Task statement: Copy out all lines in the material below that contain the string "logFC".

[Data for the task]

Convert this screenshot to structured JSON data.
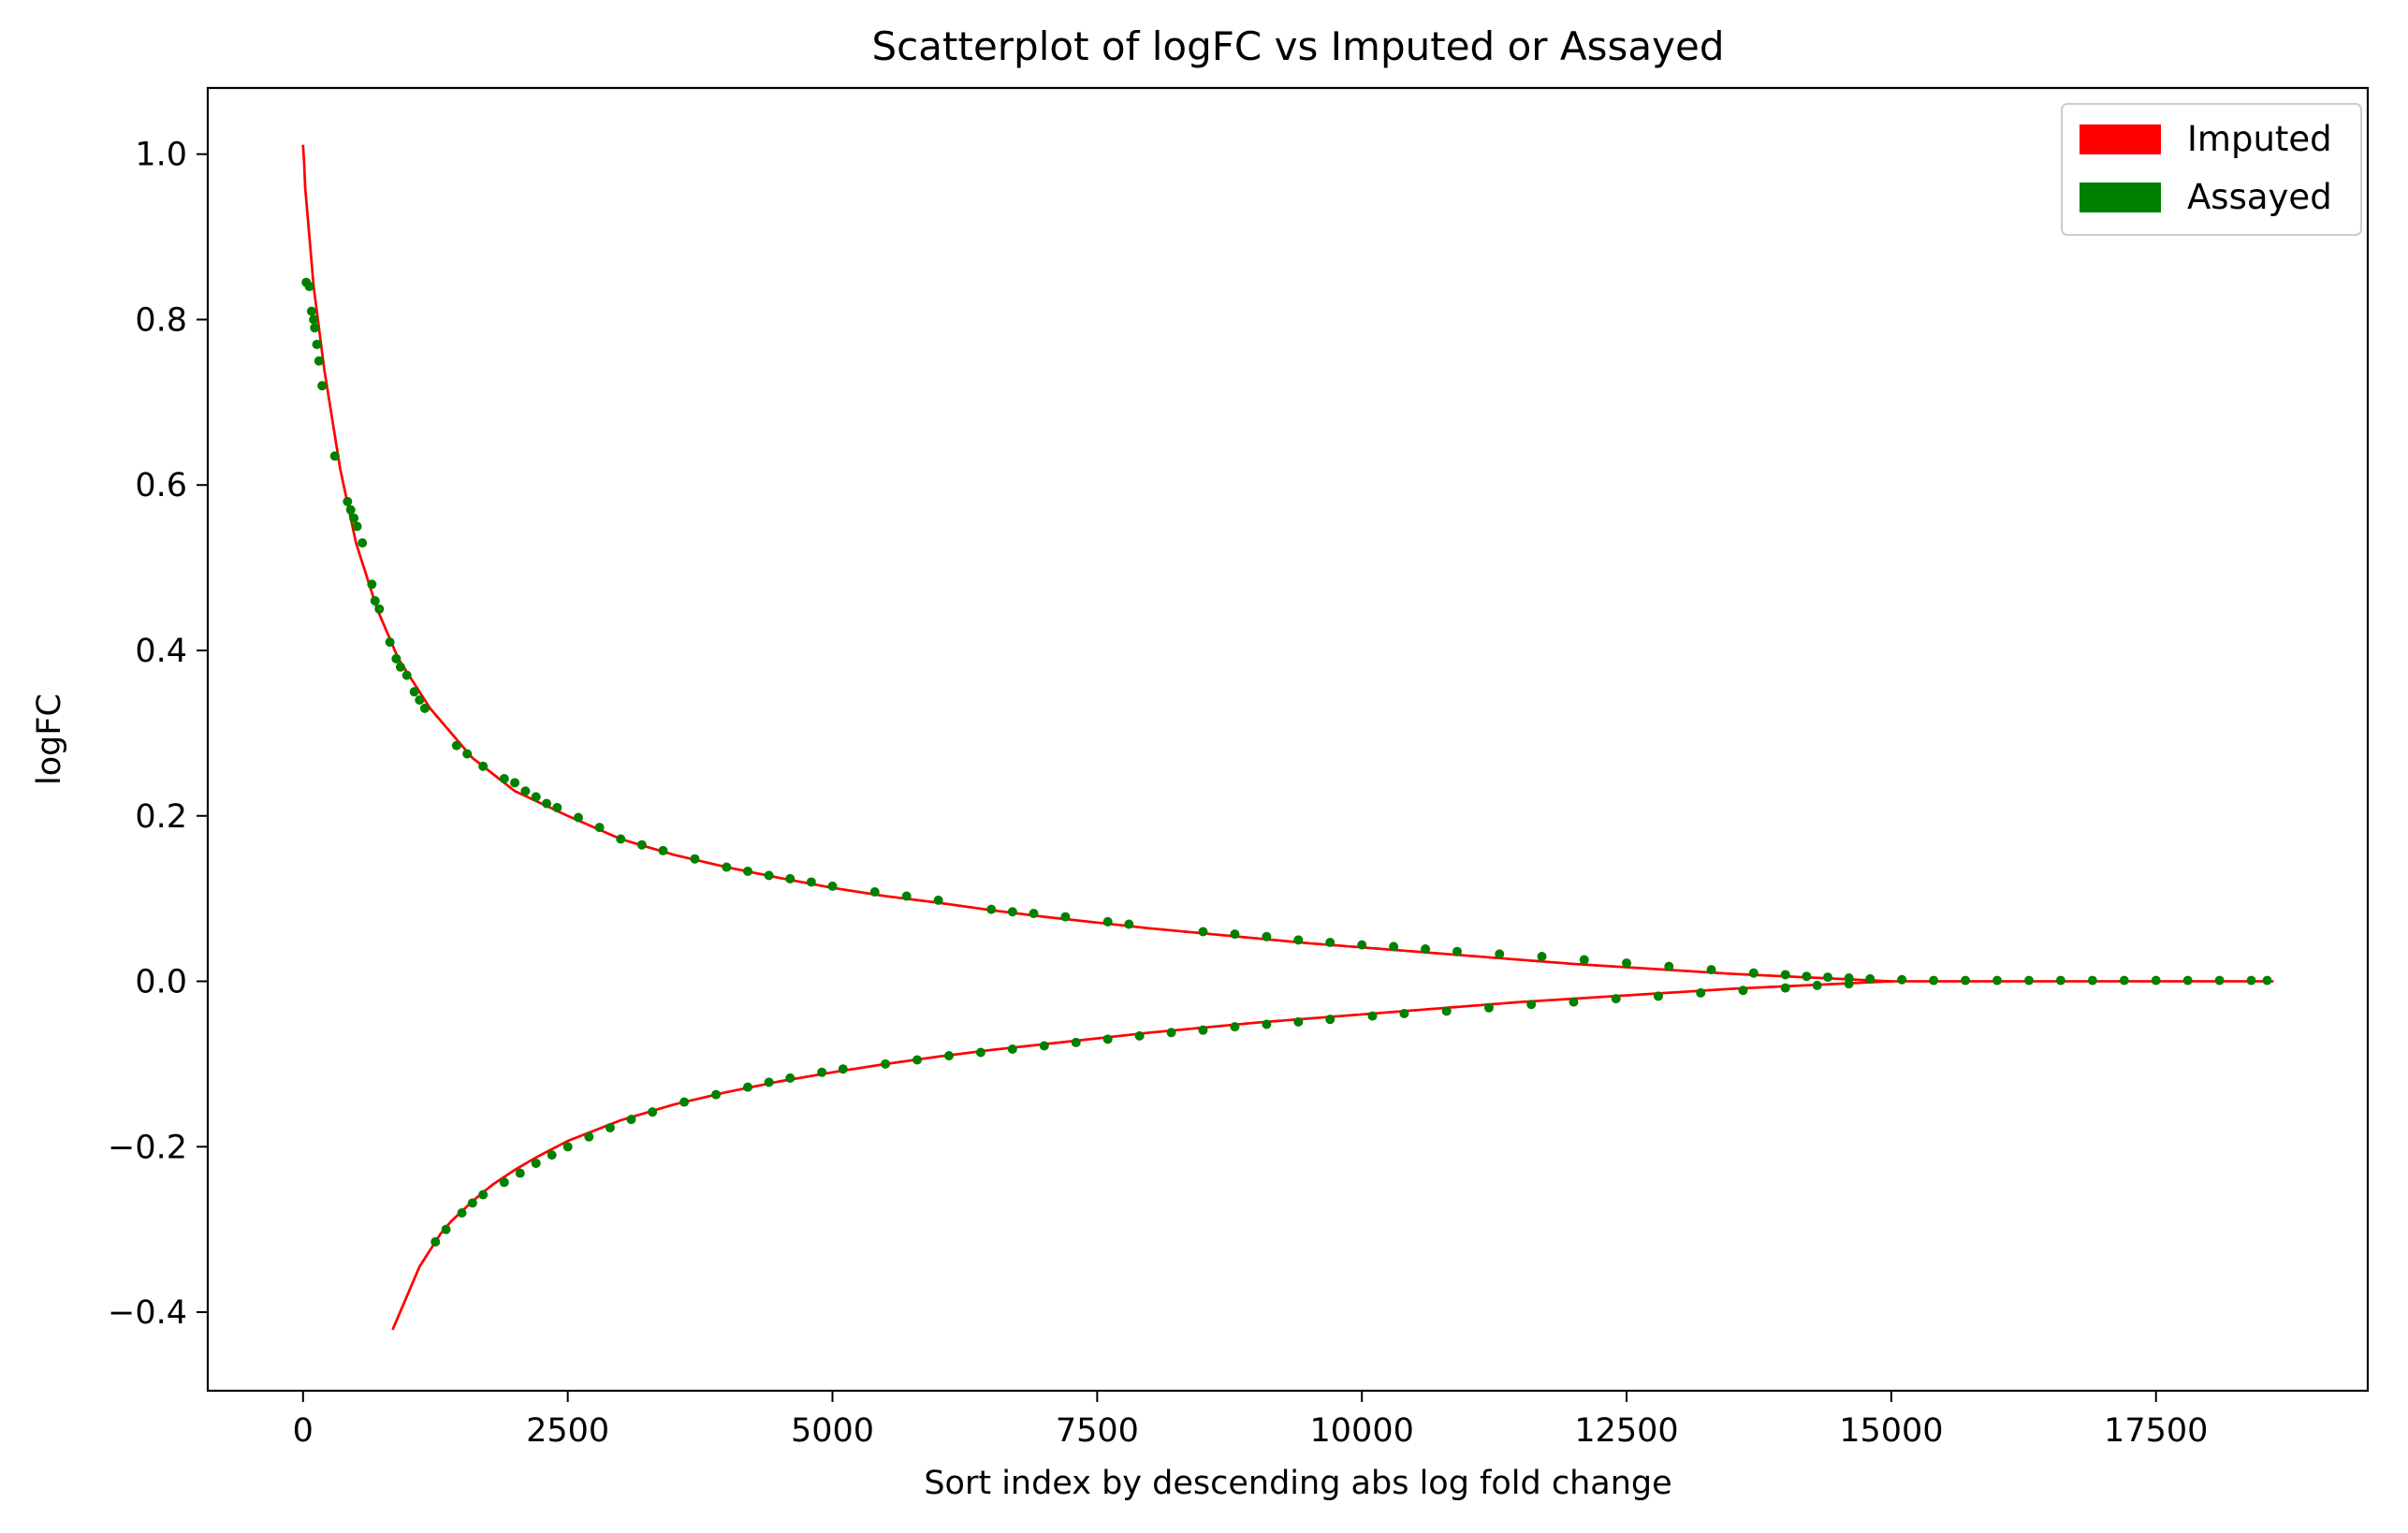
{
  "chart_data": {
    "type": "scatter",
    "title": "Scatterplot of logFC vs Imputed or Assayed",
    "xlabel": "Sort index by descending abs log fold change",
    "ylabel": "logFC",
    "xlim": [
      -900,
      19500
    ],
    "ylim": [
      -0.495,
      1.08
    ],
    "xticks": [
      0,
      2500,
      5000,
      7500,
      10000,
      12500,
      15000,
      17500
    ],
    "xtick_labels": [
      "0",
      "2500",
      "5000",
      "7500",
      "10000",
      "12500",
      "15000",
      "17500"
    ],
    "yticks": [
      -0.4,
      -0.2,
      0.0,
      0.2,
      0.4,
      0.6,
      0.8,
      1.0
    ],
    "ytick_labels": [
      "−0.4",
      "−0.2",
      "0.0",
      "0.2",
      "0.4",
      "0.6",
      "0.8",
      "1.0"
    ],
    "grid": false,
    "legend_position": "top-right",
    "series": [
      {
        "name": "Imputed",
        "color": "#ff0000",
        "marker": "small-dot",
        "curves": [
          {
            "branch": "positive",
            "x": [
              0,
              10,
              20,
              40,
              60,
              80,
              100,
              130,
              160,
              200,
              250,
              300,
              350,
              400,
              450,
              500,
              600,
              700,
              800,
              900,
              1000,
              1200,
              1400,
              1600,
              1800,
              2000,
              2500,
              3000,
              3500,
              4000,
              4500,
              5000,
              5500,
              6000,
              6500,
              7000,
              7500,
              8000,
              8500,
              9000,
              9500,
              10000,
              10500,
              11000,
              11500,
              12000,
              12500,
              13000,
              13500,
              14000,
              14500,
              15000
            ],
            "y": [
              1.01,
              0.99,
              0.96,
              0.93,
              0.9,
              0.87,
              0.84,
              0.81,
              0.78,
              0.74,
              0.7,
              0.66,
              0.62,
              0.59,
              0.56,
              0.53,
              0.49,
              0.45,
              0.42,
              0.39,
              0.37,
              0.33,
              0.3,
              0.27,
              0.25,
              0.23,
              0.2,
              0.172,
              0.153,
              0.138,
              0.125,
              0.113,
              0.103,
              0.095,
              0.086,
              0.078,
              0.071,
              0.064,
              0.058,
              0.052,
              0.046,
              0.041,
              0.036,
              0.031,
              0.026,
              0.021,
              0.017,
              0.013,
              0.009,
              0.006,
              0.003,
              0.0
            ]
          },
          {
            "branch": "negative",
            "x": [
              850,
              900,
              950,
              1000,
              1100,
              1200,
              1300,
              1400,
              1500,
              1600,
              1700,
              1800,
              2000,
              2200,
              2500,
              3000,
              3500,
              4000,
              4500,
              5000,
              5500,
              6000,
              6500,
              7000,
              7500,
              8000,
              8500,
              9000,
              9500,
              10000,
              10500,
              11000,
              11500,
              12000,
              12500,
              13000,
              13500,
              14000,
              14500,
              15000
            ],
            "y": [
              -0.42,
              -0.405,
              -0.39,
              -0.375,
              -0.345,
              -0.325,
              -0.305,
              -0.29,
              -0.278,
              -0.266,
              -0.255,
              -0.245,
              -0.228,
              -0.213,
              -0.193,
              -0.168,
              -0.149,
              -0.134,
              -0.121,
              -0.11,
              -0.1,
              -0.091,
              -0.083,
              -0.076,
              -0.069,
              -0.062,
              -0.056,
              -0.05,
              -0.045,
              -0.04,
              -0.035,
              -0.03,
              -0.025,
              -0.021,
              -0.017,
              -0.013,
              -0.009,
              -0.006,
              -0.003,
              0.0
            ]
          },
          {
            "branch": "tail",
            "x": [
              15000,
              15500,
              16000,
              16500,
              17000,
              17500,
              18000,
              18600
            ],
            "y": [
              0.0,
              0.0,
              0.0,
              0.0,
              0.0,
              0.0,
              0.0,
              0.0
            ]
          }
        ]
      },
      {
        "name": "Assayed",
        "color": "#008000",
        "marker": "dot",
        "points": {
          "x": [
            30,
            60,
            80,
            100,
            110,
            130,
            150,
            180,
            300,
            420,
            450,
            480,
            510,
            560,
            650,
            680,
            720,
            820,
            880,
            920,
            980,
            1050,
            1100,
            1150,
            1450,
            1550,
            1700,
            1900,
            2000,
            2100,
            2200,
            2300,
            2400,
            2600,
            2800,
            3000,
            3200,
            3400,
            3700,
            4000,
            4200,
            4400,
            4600,
            4800,
            5000,
            5400,
            5700,
            6000,
            6500,
            6700,
            6900,
            7200,
            7600,
            7800,
            8500,
            8800,
            9100,
            9400,
            9700,
            10000,
            10300,
            10600,
            10900,
            11300,
            11700,
            12100,
            12500,
            12900,
            13300,
            13700,
            14000,
            14200,
            14400,
            14600,
            14800,
            15100,
            15400,
            15700,
            16000,
            16300,
            16600,
            16900,
            17200,
            17500,
            17800,
            18100,
            18400,
            18550,
            1250,
            1350,
            1500,
            1600,
            1700,
            1900,
            2050,
            2200,
            2350,
            2500,
            2700,
            2900,
            3100,
            3300,
            3600,
            3900,
            4200,
            4400,
            4600,
            4900,
            5100,
            5500,
            5800,
            6100,
            6400,
            6700,
            7000,
            7300,
            7600,
            7900,
            8200,
            8500,
            8800,
            9100,
            9400,
            9700,
            10100,
            10400,
            10800,
            11200,
            11600,
            12000,
            12400,
            12800,
            13200,
            13600,
            14000,
            14300,
            14600
          ],
          "y": [
            0.845,
            0.84,
            0.81,
            0.8,
            0.79,
            0.77,
            0.75,
            0.72,
            0.635,
            0.58,
            0.57,
            0.56,
            0.55,
            0.53,
            0.48,
            0.46,
            0.45,
            0.41,
            0.39,
            0.38,
            0.37,
            0.35,
            0.34,
            0.33,
            0.285,
            0.275,
            0.26,
            0.245,
            0.24,
            0.23,
            0.223,
            0.215,
            0.21,
            0.198,
            0.186,
            0.172,
            0.165,
            0.158,
            0.148,
            0.138,
            0.133,
            0.128,
            0.124,
            0.12,
            0.115,
            0.108,
            0.103,
            0.098,
            0.087,
            0.084,
            0.082,
            0.078,
            0.072,
            0.069,
            0.06,
            0.057,
            0.054,
            0.05,
            0.047,
            0.044,
            0.042,
            0.039,
            0.036,
            0.033,
            0.03,
            0.026,
            0.022,
            0.018,
            0.014,
            0.01,
            0.008,
            0.006,
            0.005,
            0.004,
            0.003,
            0.002,
            0.001,
            0.001,
            0.001,
            0.001,
            0.001,
            0.001,
            0.001,
            0.001,
            0.001,
            0.001,
            0.001,
            0.001,
            -0.315,
            -0.3,
            -0.28,
            -0.268,
            -0.258,
            -0.243,
            -0.232,
            -0.22,
            -0.21,
            -0.2,
            -0.188,
            -0.177,
            -0.167,
            -0.158,
            -0.146,
            -0.137,
            -0.128,
            -0.122,
            -0.117,
            -0.11,
            -0.106,
            -0.1,
            -0.095,
            -0.09,
            -0.086,
            -0.082,
            -0.078,
            -0.074,
            -0.07,
            -0.066,
            -0.062,
            -0.059,
            -0.055,
            -0.052,
            -0.049,
            -0.046,
            -0.042,
            -0.039,
            -0.036,
            -0.032,
            -0.028,
            -0.025,
            -0.021,
            -0.018,
            -0.014,
            -0.011,
            -0.008,
            -0.005,
            -0.003
          ]
        }
      }
    ]
  }
}
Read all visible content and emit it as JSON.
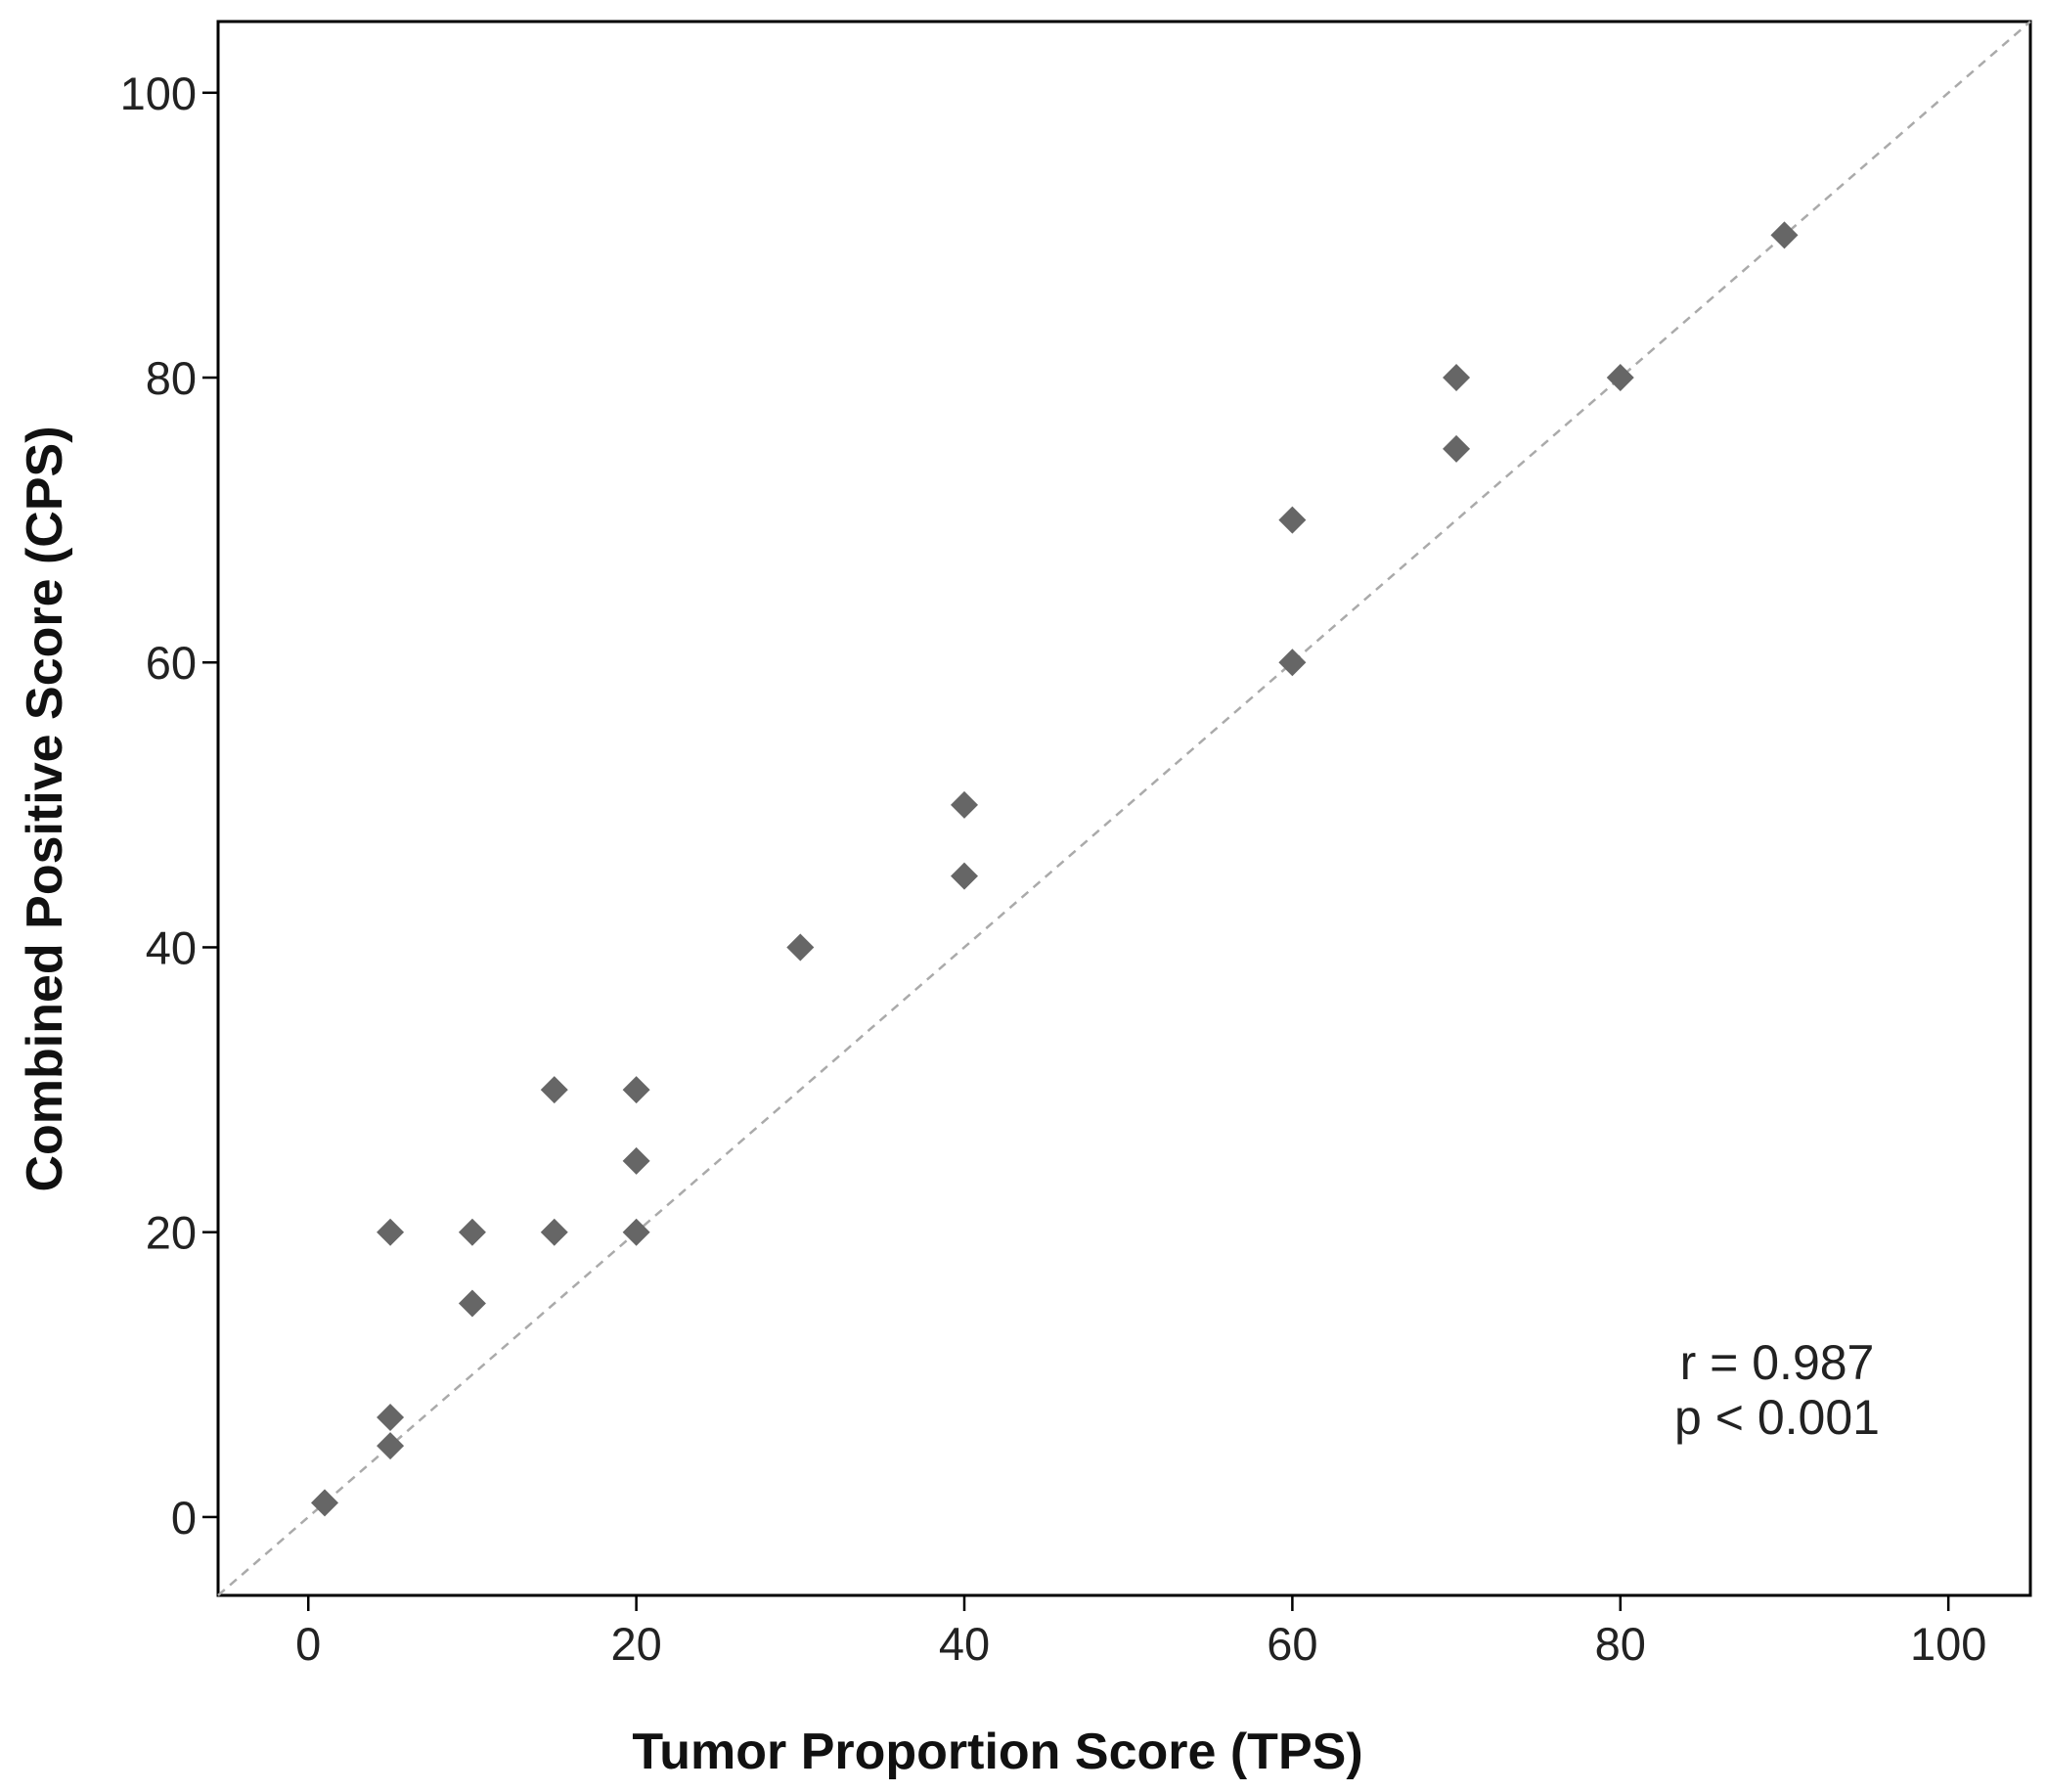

[/Data for the task]

Response box:
    "title": "Scatterplot of logFC vs Imputed or Assayed",
    "ylabel": "logFC",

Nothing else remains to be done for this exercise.